▸ **Data entries**

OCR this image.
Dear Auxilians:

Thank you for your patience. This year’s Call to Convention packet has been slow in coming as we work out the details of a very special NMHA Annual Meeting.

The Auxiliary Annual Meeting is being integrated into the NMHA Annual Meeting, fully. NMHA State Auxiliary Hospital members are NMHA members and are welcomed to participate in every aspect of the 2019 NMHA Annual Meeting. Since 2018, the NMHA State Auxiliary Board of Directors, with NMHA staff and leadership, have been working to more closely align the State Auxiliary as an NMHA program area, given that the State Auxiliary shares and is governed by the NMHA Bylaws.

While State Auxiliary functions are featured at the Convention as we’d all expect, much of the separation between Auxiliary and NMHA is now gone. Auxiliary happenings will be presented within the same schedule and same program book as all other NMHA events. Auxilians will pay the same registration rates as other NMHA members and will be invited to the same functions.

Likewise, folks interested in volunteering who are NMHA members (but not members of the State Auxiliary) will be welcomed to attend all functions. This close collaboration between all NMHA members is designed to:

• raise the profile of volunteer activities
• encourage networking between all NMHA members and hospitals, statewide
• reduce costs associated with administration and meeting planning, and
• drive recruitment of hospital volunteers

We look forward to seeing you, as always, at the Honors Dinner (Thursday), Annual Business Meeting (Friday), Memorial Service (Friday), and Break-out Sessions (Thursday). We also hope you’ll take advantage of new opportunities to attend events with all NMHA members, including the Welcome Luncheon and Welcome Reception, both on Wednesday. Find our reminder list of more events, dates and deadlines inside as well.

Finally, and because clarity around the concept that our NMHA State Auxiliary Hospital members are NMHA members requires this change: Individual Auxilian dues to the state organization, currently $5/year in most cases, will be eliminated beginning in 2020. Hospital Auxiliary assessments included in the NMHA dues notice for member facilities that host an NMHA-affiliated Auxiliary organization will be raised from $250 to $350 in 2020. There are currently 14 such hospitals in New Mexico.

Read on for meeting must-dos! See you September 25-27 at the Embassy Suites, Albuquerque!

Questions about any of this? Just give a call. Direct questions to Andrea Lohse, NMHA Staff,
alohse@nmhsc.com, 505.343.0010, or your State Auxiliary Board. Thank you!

▸ **EXERCISE PROMPT**
Scan the listing above for the word "year" and show each line where it is found.

▸ **RESPONSE**
Thank you for your patience. This year’s Call to Convention packet has been slow in coming as we work out the details of a very special NMHA Annual Meeting.
Finally, and because clarity around the concept that our NMHA State Auxiliary Hospital members are NMHA members requires this change: Individual Auxilian dues to the state organization, currently $5/year in most cases, will be eliminated beginning in 2020. Hospital Auxiliary assessments included in the NMHA dues notice for member facilities that host an NMHA-affiliated Auxiliary organization will be raised from $250 to $350 in 2020. There are currently 14 such hospitals in New Mexico.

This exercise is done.